Saved entries
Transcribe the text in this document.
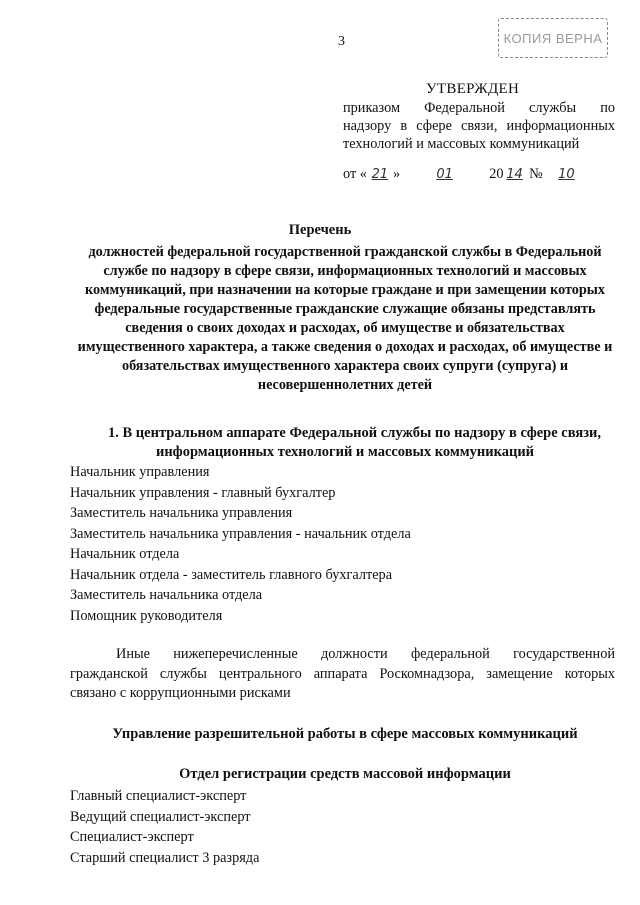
3	КОПИЯ ВЕРНА
УТВЕРЖДЕН
приказом Федеральной службы по
надзору в сфере связи, информационных
технологий и массовых коммуникаций
от « 21 »	01	20 14 № 10
Перечень
должностей федеральной государственной гражданской службы в Федеральной
службе по надзору в сфере связи, информационных технологий и массовых
коммуникаций, при назначении на которые граждане и при замещении которых
федеральные государственные гражданские служащие обязаны представлять
сведения о своих доходах и расходах, об имуществе и обязательствах
имущественного характера, а также сведения о доходах и расходах, об имуществе и
обязательствах имущественного характера своих супруги (супруга) и
несовершеннолетних детей
1. В центральном аппарате Федеральной службы по надзору в сфере связи,
информационных технологий и массовых коммуникаций
Начальник управления
Начальник управления - главный бухгалтер
Заместитель начальника управления
Заместитель начальника управления - начальник отдела
Начальник отдела
Начальник отдела - заместитель главного бухгалтера
Заместитель начальника отдела
Помощник руководителя
Иные нижеперечисленные должности федеральной государственной
гражданской службы центрального аппарата Роскомнадзора, замещение которых
связано с коррупционными рисками
Управление разрешительной работы в сфере массовых коммуникаций
Отдел регистрации средств массовой информации
Главный специалист-эксперт
Ведущий специалист-эксперт
Специалист-эксперт
Старший специалист 3 разряда
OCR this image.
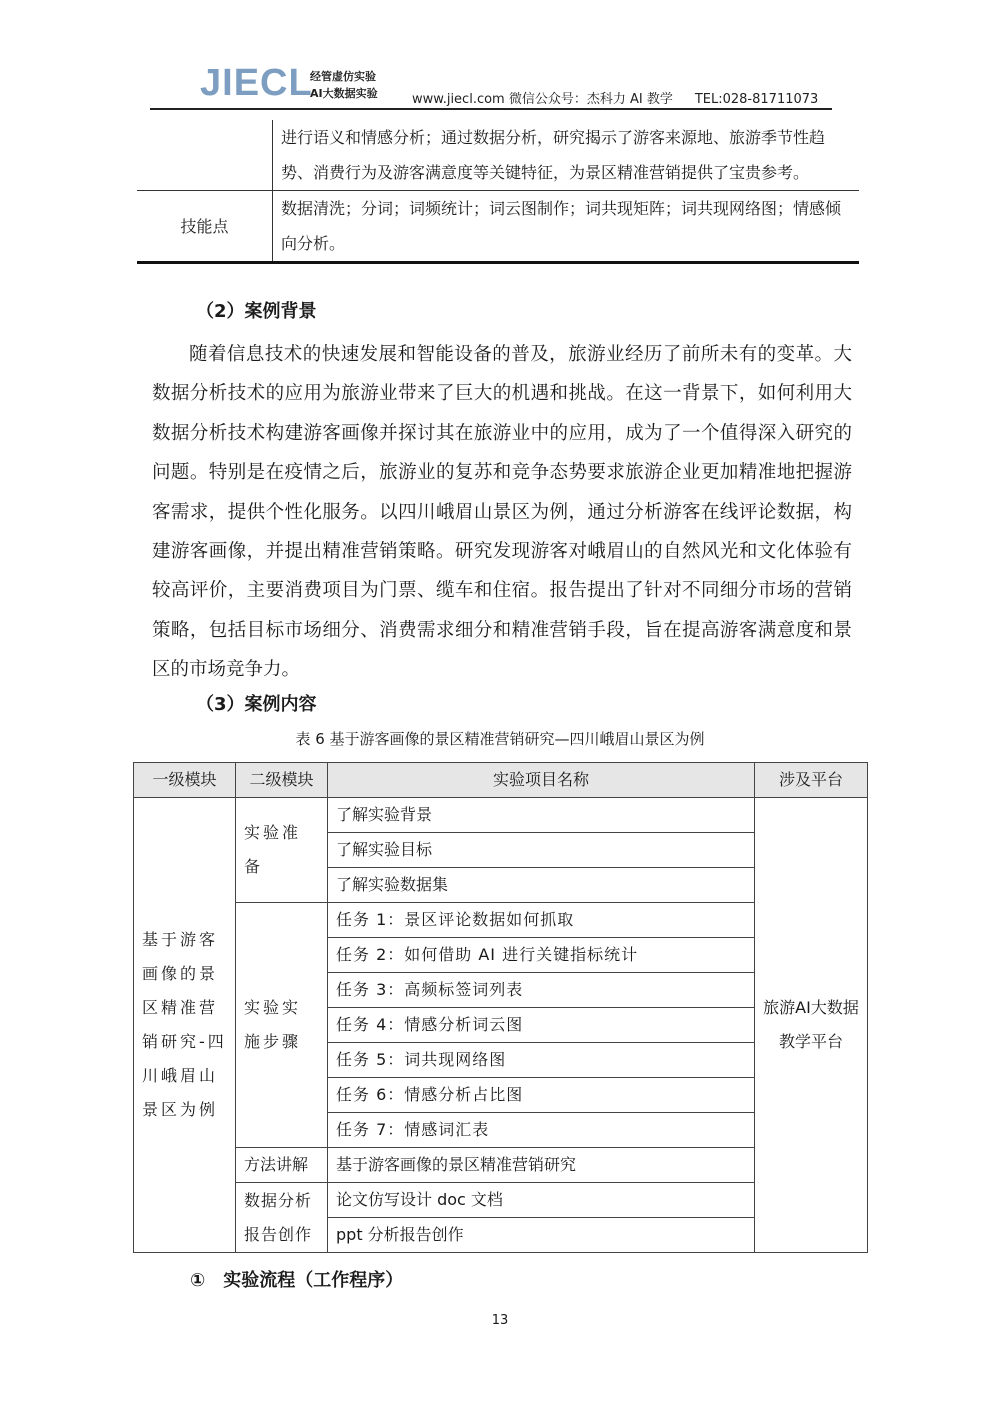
JIECL
经管虚仿实验
AI大数据实验	www.jiecl.com 微信公众号：杰科力 AI 教学 TEL:028-81711073
	进行语义和情感分析；通过数据分析，研究揭示了游客来源地、旅游季节性趋势、消费行为及游客满意度等关键特征，为景区精准营销提供了宝贵参考。
技能点	数据清洗；分词；词频统计；词云图制作；词共现矩阵；词共现网络图；情感倾向分析。
（2）案例背景
随着信息技术的快速发展和智能设备的普及，旅游业经历了前所未有的变革。大数据分析技术的应用为旅游业带来了巨大的机遇和挑战。在这一背景下，如何利用大数据分析技术构建游客画像并探讨其在旅游业中的应用，成为了一个值得深入研究的问题。特别是在疫情之后，旅游业的复苏和竞争态势要求旅游企业更加精准地把握游客需求，提供个性化服务。以四川峨眉山景区为例，通过分析游客在线评论数据，构建游客画像，并提出精准营销策略。研究发现游客对峨眉山的自然风光和文化体验有较高评价，主要消费项目为门票、缆车和住宿。报告提出了针对不同细分市场的营销策略，包括目标市场细分、消费需求细分和精准营销手段，旨在提高游客满意度和景区的市场竞争力。
（3）案例内容
表 6 基于游客画像的景区精准营销研究—四川峨眉山景区为例
一级模块	二级模块	实验项目名称	涉及平台
基于游客画像的景区精准营销研究-四川峨眉山景区为例	实验准备	了解实验背景	旅游AI大数据教学平台
		了解实验目标	
		了解实验数据集	
	实验实施步骤	任务 1：景区评论数据如何抓取	
		任务 2：如何借助 AI 进行关键指标统计	
		任务 3：高频标签词列表	
		任务 4：情感分析词云图	
		任务 5：词共现网络图	
		任务 6：情感分析占比图	
		任务 7：情感词汇表	
	方法讲解	基于游客画像的景区精准营销研究	
	数据分析报告创作	论文仿写设计 doc 文档	
		ppt 分析报告创作	
①　实验流程（工作程序）
13
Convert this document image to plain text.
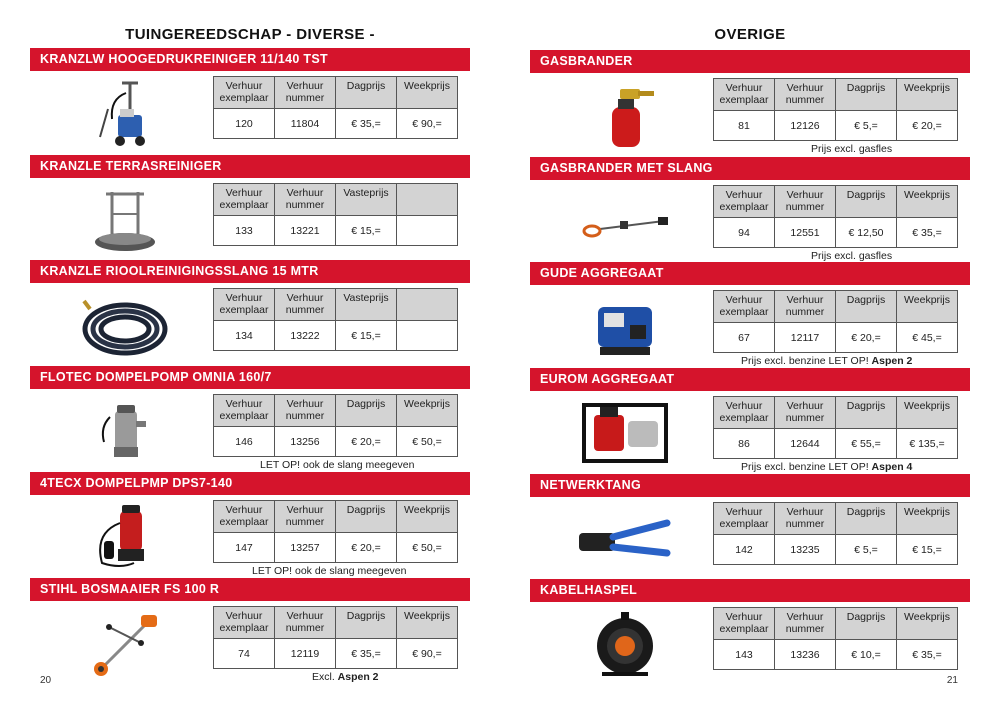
TUINGEREEDSCHAP - DIVERSE -
KRANZLW HOOGEDRUKREINIGER 11/140 TST
Verhuur exemplaar	Verhuur nummer	Dagprijs	Weekprijs
120	11804	€ 35,=	€ 90,=
KRANZLE TERRASREINIGER
Verhuur exemplaar	Verhuur nummer	Vasteprijs	
133	13221	€ 15,=	
KRANZLE RIOOLREINIGINGSSLANG 15 MTR
Verhuur exemplaar	Verhuur nummer	Vasteprijs	
134	13222	€ 15,=	
FLOTEC DOMPELPOMP OMNIA 160/7
Verhuur exemplaar	Verhuur nummer	Dagprijs	Weekprijs
146	13256	€ 20,=	€ 50,=
LET OP! ook de slang meegeven
4TECX DOMPELPMP DPS7-140
Verhuur exemplaar	Verhuur nummer	Dagprijs	Weekprijs
147	13257	€ 20,=	€ 50,=
LET OP! ook de slang meegeven
STIHL BOSMAAIER FS 100 R
Verhuur exemplaar	Verhuur nummer	Dagprijs	Weekprijs
74	12119	€ 35,=	€ 90,=
Excl. Aspen 2
20
OVERIGE
GASBRANDER
Verhuur exemplaar	Verhuur nummer	Dagprijs	Weekprijs
81	12126	€ 5,=	€ 20,=
Prijs excl. gasfles
GASBRANDER MET SLANG
Verhuur exemplaar	Verhuur nummer	Dagprijs	Weekprijs
94	12551	€ 12,50	€ 35,=
Prijs excl. gasfles
GUDE AGGREGAAT
Verhuur exemplaar	Verhuur nummer	Dagprijs	Weekprijs
67	12117	€ 20,=	€ 45,=
Prijs excl. benzine LET OP! Aspen 2
EUROM AGGREGAAT
Verhuur exemplaar	Verhuur nummer	Dagprijs	Weekprijs
86	12644	€ 55,=	€ 135,=
Prijs excl. benzine LET OP! Aspen 4
NETWERKTANG
Verhuur exemplaar	Verhuur nummer	Dagprijs	Weekprijs
142	13235	€ 5,=	€ 15,=
KABELHASPEL
Verhuur exemplaar	Verhuur nummer	Dagprijs	Weekprijs
143	13236	€ 10,=	€ 35,=
21
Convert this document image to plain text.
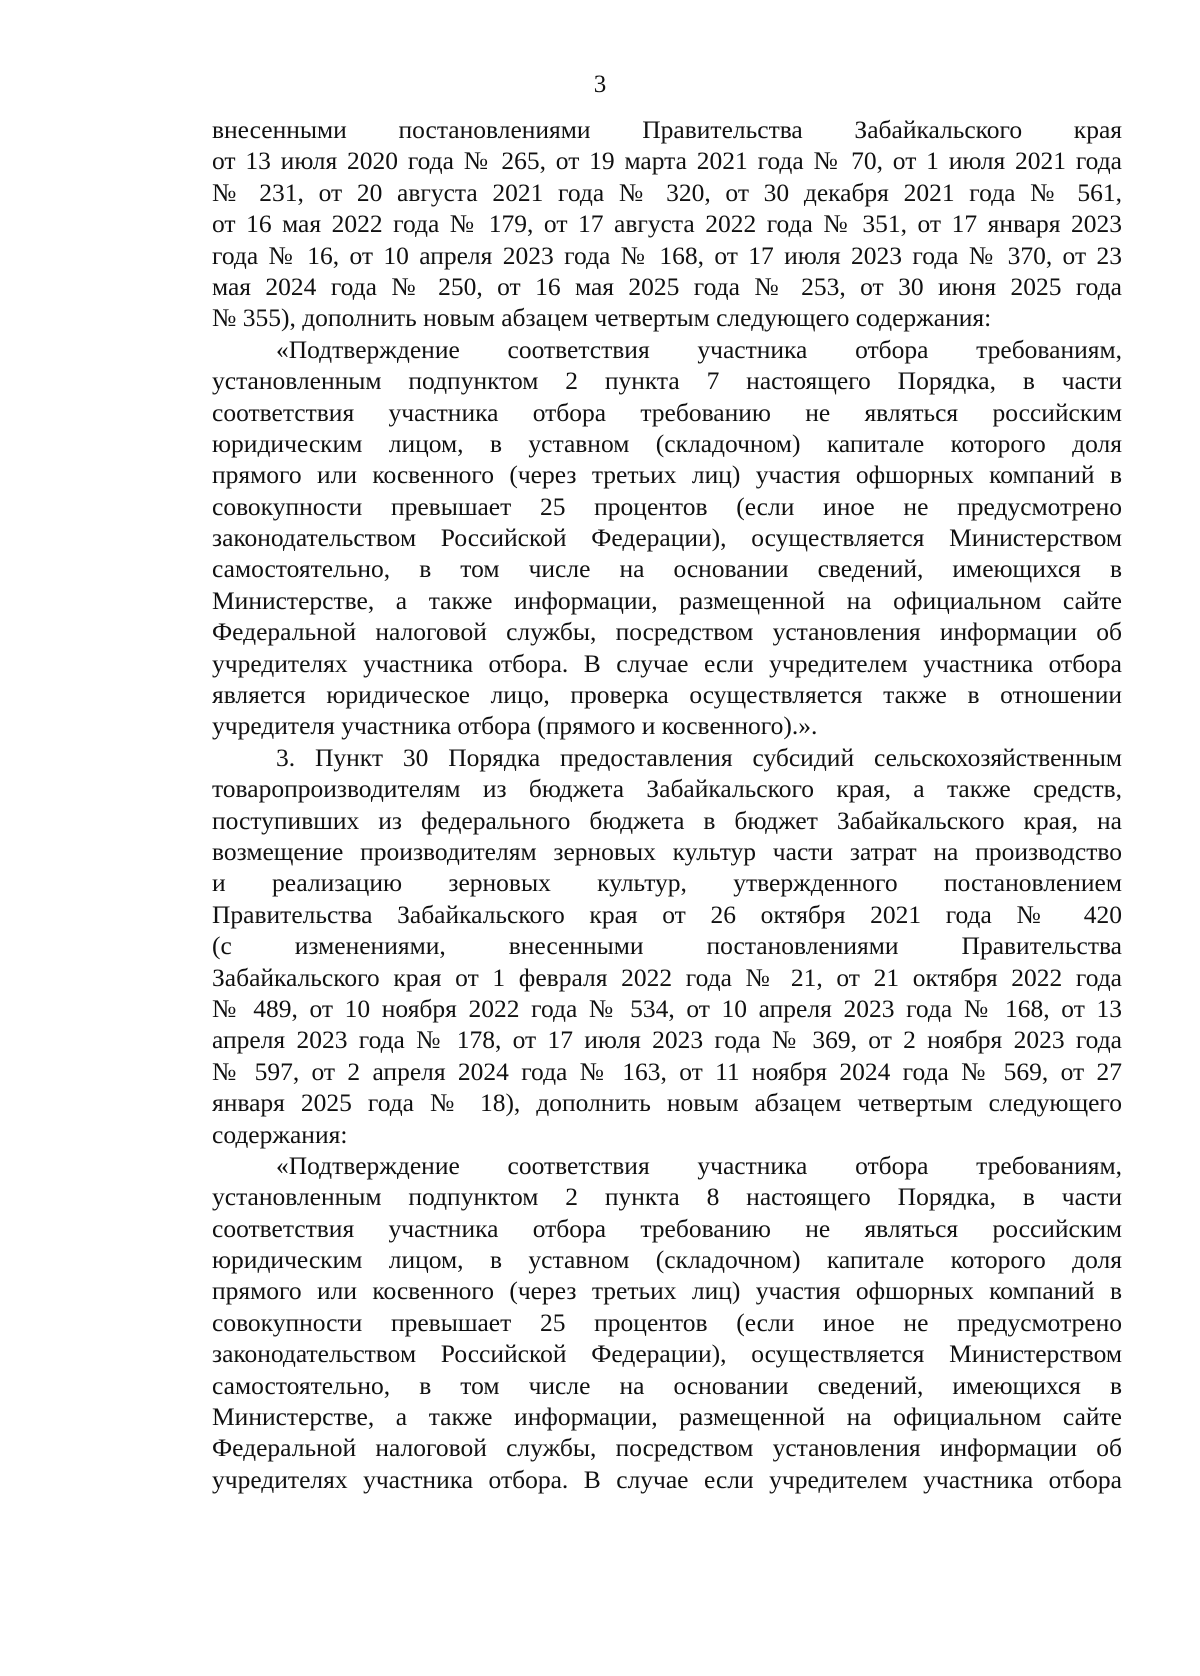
3
внесенными постановлениями Правительства Забайкальского края
от 13 июля 2020 года № 265, от 19 марта 2021 года № 70, от 1 июля 2021 года
№ 231, от 20 августа 2021 года № 320, от 30 декабря 2021 года № 561,
от 16 мая 2022 года № 179, от 17 августа 2022 года № 351, от 17 января 2023
года № 16, от 10 апреля 2023 года № 168, от 17 июля 2023 года № 370, от 23
мая 2024 года № 250, от 16 мая 2025 года № 253, от 30 июня 2025 года
№ 355), дополнить новым абзацем четвертым следующего содержания:
«Подтверждение соответствия участника отбора требованиям,
установленным подпунктом 2 пункта 7 настоящего Порядка, в части
соответствия участника отбора требованию не являться российским
юридическим лицом, в уставном (складочном) капитале которого доля
прямого или косвенного (через третьих лиц) участия офшорных компаний в
совокупности превышает 25 процентов (если иное не предусмотрено
законодательством Российской Федерации), осуществляется Министерством
самостоятельно, в том числе на основании сведений, имеющихся в
Министерстве, а также информации, размещенной на официальном сайте
Федеральной налоговой службы, посредством установления информации об
учредителях участника отбора. В случае если учредителем участника отбора
является юридическое лицо, проверка осуществляется также в отношении
учредителя участника отбора (прямого и косвенного).».
3. Пункт 30 Порядка предоставления субсидий сельскохозяйственным
товаропроизводителям из бюджета Забайкальского края, а также средств,
поступивших из федерального бюджета в бюджет Забайкальского края, на
возмещение производителям зерновых культур части затрат на производство
и реализацию зерновых культур, утвержденного постановлением
Правительства Забайкальского края от 26 октября 2021 года № 420
(с изменениями, внесенными постановлениями Правительства
Забайкальского края от 1 февраля 2022 года № 21, от 21 октября 2022 года
№ 489, от 10 ноября 2022 года № 534, от 10 апреля 2023 года № 168, от 13
апреля 2023 года № 178, от 17 июля 2023 года № 369, от 2 ноября 2023 года
№ 597, от 2 апреля 2024 года № 163, от 11 ноября 2024 года № 569, от 27
января 2025 года № 18), дополнить новым абзацем четвертым следующего
содержания:
«Подтверждение соответствия участника отбора требованиям,
установленным подпунктом 2 пункта 8 настоящего Порядка, в части
соответствия участника отбора требованию не являться российским
юридическим лицом, в уставном (складочном) капитале которого доля
прямого или косвенного (через третьих лиц) участия офшорных компаний в
совокупности превышает 25 процентов (если иное не предусмотрено
законодательством Российской Федерации), осуществляется Министерством
самостоятельно, в том числе на основании сведений, имеющихся в
Министерстве, а также информации, размещенной на официальном сайте
Федеральной налоговой службы, посредством установления информации об
учредителях участника отбора. В случае если учредителем участника отбора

_Exercise directions:_ Look through the records and count each line that holds "доходах". Write only the total.

_Correct response:_ 2